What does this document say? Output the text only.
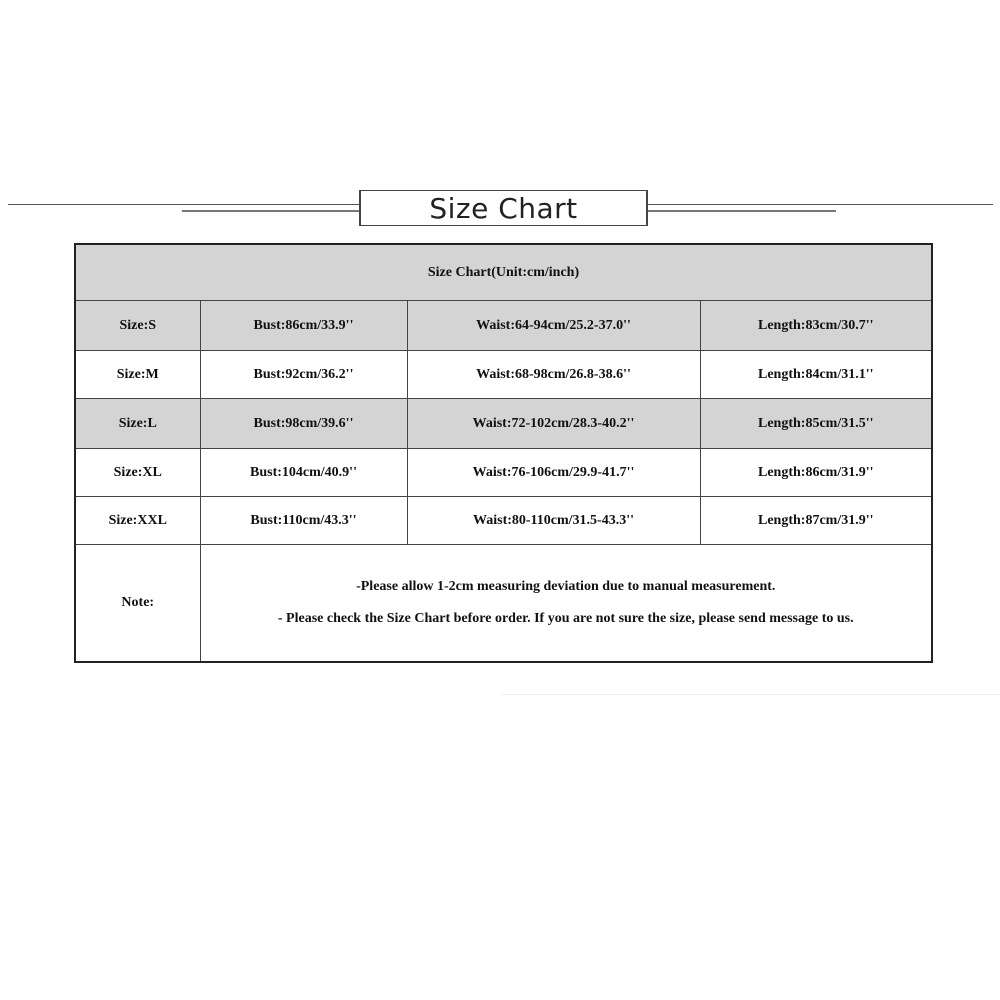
Size Chart
Size Chart(Unit:cm/inch)			
Size:S	Bust:86cm/33.9''	Waist:64-94cm/25.2-37.0''	Length:83cm/30.7''
Size:M	Bust:92cm/36.2''	Waist:68-98cm/26.8-38.6''	Length:84cm/31.1''
Size:L	Bust:98cm/39.6''	Waist:72-102cm/28.3-40.2''	Length:85cm/31.5''
Size:XL	Bust:104cm/40.9''	Waist:76-106cm/29.9-41.7''	Length:86cm/31.9''
Size:XXL	Bust:110cm/43.3''	Waist:80-110cm/31.5-43.3''	Length:87cm/31.9''
Note:	-Please allow 1-2cm measuring deviation due to manual measurement.
- Please check the Size Chart before order. If you are not sure the size, please send message to us.		
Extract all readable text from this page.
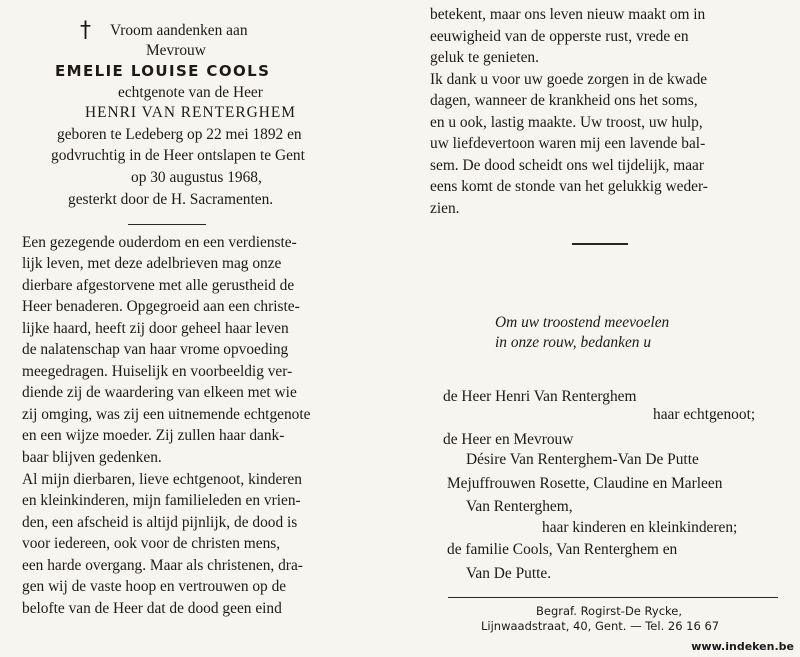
† Vroom aandenken aan
Mevrouw
EMELIE LOUISE COOLS
echtgenote van de Heer
HENRI VAN RENTERGHEM
geboren te Ledeberg op 22 mei 1892 en
godvruchtig in de Heer ontslapen te Gent
op 30 augustus 1968,
gesterkt door de H. Sacramenten.
Een gezegende ouderdom en een verdienste-
lijk leven, met deze adelbrieven mag onze
dierbare afgestorvene met alle gerustheid de
Heer benaderen. Opgegroeid aan een christe-
lijke haard, heeft zij door geheel haar leven
de nalatenschap van haar vrome opvoeding
meegedragen. Huiselijk en voorbeeldig ver-
diende zij de waardering van elkeen met wie
zij omging, was zij een uitnemende echtgenote
en een wijze moeder. Zij zullen haar dank-
baar blijven gedenken.
Al mijn dierbaren, lieve echtgenoot, kinderen
en kleinkinderen, mijn familieleden en vrien-
den, een afscheid is altijd pijnlijk, de dood is
voor iedereen, ook voor de christen mens,
een harde overgang. Maar als christenen, dra-
gen wij de vaste hoop en vertrouwen op de
belofte van de Heer dat de dood geen eind
betekent, maar ons leven nieuw maakt om in
eeuwigheid van de opperste rust, vrede en
geluk te genieten.
Ik dank u voor uw goede zorgen in de kwade
dagen, wanneer de krankheid ons het soms,
en u ook, lastig maakte. Uw troost, uw hulp,
uw liefdevertoon waren mij een lavende bal-
sem. De dood scheidt ons wel tijdelijk, maar
eens komt de stonde van het gelukkig weder-
zien.
Om uw troostend meevoelen
in onze rouw, bedanken u
de Heer Henri Van Renterghem
haar echtgenoot;
de Heer en Mevrouw
Désire Van Renterghem-Van De Putte
Mejuffrouwen Rosette, Claudine en Marleen
Van Renterghem,
haar kinderen en kleinkinderen;
de familie Cools, Van Renterghem en
Van De Putte.
Begraf. Rogirst-De Rycke,
Lijnwaadstraat, 40, Gent. — Tel. 26 16 67
www.indeken.be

* * *

** What you are asked to do **
Find all lines where the word "onze" appears. Copy them.

** Full solution **
lijk leven, met deze adelbrieven mag onze
in onze rouw, bedanken u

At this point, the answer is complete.